Tally the lines below that contain the word "santé". Only the total should be given.
-- Given entries follows --
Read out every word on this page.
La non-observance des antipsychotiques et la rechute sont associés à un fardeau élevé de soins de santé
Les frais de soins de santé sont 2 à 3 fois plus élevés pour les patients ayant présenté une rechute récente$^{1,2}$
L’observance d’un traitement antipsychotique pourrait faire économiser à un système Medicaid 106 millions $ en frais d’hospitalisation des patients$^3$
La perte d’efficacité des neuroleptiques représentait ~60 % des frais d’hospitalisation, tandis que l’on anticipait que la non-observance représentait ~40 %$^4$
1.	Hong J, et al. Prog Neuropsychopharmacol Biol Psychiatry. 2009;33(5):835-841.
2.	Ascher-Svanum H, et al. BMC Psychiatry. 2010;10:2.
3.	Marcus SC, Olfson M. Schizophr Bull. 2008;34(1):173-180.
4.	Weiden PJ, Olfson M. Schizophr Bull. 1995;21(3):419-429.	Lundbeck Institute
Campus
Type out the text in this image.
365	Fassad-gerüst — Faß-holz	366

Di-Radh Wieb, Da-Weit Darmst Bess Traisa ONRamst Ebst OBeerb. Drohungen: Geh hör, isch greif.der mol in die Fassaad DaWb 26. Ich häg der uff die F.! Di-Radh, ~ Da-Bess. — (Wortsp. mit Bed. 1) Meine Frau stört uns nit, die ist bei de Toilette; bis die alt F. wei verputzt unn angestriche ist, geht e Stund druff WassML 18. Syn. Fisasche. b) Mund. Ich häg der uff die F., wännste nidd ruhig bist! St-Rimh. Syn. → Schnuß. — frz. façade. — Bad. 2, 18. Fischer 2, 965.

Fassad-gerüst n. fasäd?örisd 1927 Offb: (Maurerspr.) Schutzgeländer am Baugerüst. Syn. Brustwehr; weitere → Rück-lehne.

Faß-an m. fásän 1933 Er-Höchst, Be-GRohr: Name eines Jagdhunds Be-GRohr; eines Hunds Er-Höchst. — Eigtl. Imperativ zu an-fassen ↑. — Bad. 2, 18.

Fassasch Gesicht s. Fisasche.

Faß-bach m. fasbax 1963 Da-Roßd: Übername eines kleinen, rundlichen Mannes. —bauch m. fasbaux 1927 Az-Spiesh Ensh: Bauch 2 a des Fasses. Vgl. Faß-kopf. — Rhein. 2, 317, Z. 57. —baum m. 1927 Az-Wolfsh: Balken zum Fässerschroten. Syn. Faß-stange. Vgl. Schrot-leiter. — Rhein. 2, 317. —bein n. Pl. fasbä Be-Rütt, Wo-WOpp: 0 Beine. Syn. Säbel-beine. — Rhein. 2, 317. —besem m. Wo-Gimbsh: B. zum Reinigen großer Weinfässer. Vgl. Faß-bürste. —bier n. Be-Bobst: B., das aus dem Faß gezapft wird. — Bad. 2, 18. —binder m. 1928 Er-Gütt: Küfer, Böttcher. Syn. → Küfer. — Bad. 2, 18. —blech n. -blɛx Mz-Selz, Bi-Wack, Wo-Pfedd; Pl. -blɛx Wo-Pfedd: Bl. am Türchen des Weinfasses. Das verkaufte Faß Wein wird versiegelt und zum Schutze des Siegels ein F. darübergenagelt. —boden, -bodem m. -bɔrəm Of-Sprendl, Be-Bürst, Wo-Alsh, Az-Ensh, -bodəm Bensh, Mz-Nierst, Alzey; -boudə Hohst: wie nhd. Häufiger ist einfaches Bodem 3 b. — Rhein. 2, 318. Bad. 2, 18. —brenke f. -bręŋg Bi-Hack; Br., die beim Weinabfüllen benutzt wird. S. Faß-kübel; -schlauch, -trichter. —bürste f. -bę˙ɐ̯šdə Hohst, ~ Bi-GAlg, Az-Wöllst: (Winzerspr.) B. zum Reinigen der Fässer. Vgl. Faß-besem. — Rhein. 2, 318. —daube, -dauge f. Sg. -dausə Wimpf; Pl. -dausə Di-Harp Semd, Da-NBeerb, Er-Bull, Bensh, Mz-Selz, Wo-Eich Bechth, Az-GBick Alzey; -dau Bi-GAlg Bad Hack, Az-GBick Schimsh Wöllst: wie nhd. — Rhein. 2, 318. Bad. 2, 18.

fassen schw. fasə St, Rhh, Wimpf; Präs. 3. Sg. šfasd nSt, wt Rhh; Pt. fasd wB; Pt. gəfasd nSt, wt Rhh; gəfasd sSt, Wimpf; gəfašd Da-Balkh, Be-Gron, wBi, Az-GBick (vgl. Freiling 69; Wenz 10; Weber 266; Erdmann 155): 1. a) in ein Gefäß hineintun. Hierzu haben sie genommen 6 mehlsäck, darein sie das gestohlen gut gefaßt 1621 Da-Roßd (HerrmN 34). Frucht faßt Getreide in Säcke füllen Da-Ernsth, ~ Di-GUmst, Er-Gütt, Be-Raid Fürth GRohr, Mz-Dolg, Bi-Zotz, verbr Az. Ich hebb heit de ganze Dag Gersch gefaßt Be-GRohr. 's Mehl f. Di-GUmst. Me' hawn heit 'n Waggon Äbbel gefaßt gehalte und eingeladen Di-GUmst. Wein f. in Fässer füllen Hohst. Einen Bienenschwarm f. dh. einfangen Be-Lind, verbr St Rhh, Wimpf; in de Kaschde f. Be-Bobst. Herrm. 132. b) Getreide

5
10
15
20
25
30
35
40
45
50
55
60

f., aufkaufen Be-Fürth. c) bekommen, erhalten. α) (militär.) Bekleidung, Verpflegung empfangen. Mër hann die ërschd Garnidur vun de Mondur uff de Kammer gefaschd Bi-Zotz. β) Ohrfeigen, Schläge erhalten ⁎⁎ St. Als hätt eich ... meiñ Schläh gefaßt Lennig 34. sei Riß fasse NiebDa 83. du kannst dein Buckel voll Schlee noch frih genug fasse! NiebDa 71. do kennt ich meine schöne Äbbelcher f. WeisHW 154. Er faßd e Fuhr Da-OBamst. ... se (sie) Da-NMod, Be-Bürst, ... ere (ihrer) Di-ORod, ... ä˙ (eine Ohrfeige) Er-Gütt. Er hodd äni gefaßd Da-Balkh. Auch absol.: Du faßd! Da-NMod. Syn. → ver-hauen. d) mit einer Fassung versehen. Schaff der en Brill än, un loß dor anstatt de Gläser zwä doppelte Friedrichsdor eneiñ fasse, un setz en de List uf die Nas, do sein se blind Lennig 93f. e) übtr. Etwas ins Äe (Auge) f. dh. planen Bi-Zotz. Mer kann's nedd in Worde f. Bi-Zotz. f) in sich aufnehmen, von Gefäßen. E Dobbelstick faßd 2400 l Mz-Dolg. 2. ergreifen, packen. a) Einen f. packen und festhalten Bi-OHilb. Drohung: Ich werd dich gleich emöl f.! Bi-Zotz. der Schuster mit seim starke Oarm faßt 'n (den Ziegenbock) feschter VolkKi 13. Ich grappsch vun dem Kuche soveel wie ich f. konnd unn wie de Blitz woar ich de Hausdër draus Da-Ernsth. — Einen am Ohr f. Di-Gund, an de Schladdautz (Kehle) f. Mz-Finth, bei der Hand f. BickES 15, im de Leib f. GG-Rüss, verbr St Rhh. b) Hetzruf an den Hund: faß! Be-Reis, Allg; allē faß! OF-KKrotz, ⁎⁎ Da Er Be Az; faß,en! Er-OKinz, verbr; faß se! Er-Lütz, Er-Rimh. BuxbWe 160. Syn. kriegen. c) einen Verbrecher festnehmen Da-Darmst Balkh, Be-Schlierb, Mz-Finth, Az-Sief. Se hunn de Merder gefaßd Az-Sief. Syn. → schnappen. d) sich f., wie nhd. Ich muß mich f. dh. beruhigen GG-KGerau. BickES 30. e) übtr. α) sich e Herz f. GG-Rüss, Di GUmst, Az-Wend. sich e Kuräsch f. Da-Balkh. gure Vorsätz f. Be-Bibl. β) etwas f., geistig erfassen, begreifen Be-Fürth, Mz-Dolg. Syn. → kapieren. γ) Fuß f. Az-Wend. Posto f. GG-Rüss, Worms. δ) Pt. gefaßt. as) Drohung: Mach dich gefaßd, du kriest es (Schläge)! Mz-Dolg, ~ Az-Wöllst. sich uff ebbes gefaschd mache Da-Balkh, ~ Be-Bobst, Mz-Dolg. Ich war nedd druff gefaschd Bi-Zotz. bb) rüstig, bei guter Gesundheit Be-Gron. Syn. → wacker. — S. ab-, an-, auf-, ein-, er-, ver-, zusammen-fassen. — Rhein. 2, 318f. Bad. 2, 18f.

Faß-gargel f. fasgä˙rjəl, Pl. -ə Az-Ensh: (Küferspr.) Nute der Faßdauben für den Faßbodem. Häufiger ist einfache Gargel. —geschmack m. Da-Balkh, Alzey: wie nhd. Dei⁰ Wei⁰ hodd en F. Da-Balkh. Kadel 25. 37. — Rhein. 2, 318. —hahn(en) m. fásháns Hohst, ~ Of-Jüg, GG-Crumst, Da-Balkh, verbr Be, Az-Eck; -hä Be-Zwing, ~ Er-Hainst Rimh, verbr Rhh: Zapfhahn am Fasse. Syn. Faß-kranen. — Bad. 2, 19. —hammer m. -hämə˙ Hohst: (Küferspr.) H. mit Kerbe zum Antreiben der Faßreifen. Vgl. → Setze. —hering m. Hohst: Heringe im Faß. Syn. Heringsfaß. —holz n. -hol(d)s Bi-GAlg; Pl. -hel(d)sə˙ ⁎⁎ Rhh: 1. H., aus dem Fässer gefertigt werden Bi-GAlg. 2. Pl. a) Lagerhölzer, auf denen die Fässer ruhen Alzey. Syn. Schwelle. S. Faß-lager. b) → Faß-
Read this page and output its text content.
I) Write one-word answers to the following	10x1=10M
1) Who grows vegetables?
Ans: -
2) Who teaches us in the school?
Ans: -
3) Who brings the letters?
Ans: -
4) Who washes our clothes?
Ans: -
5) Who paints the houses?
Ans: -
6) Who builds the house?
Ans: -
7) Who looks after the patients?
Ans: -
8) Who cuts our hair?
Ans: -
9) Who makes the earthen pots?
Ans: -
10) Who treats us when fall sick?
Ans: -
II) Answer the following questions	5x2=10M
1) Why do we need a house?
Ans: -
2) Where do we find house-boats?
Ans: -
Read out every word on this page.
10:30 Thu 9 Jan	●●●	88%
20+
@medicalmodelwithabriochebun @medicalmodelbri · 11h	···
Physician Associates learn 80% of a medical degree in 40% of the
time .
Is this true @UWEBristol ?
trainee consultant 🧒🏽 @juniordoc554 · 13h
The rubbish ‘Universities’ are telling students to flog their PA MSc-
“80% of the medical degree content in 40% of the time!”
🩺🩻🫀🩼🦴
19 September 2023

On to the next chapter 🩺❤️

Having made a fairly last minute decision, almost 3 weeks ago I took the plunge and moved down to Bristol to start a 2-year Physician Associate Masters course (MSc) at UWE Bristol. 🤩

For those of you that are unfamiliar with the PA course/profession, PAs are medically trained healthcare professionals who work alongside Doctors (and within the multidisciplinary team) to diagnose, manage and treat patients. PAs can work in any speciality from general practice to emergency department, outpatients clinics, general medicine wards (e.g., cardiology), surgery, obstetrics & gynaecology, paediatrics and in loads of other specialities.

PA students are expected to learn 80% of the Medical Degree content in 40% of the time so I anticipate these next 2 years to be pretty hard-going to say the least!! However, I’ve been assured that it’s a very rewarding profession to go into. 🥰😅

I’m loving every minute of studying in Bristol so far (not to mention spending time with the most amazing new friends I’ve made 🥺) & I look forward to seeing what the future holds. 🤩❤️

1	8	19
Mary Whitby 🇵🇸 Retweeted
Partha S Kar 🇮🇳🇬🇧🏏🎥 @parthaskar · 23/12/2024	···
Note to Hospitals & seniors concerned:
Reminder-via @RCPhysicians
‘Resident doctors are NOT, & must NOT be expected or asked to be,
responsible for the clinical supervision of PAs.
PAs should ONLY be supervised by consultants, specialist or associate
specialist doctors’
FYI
-- Given entries concluded --
Problem solution –
2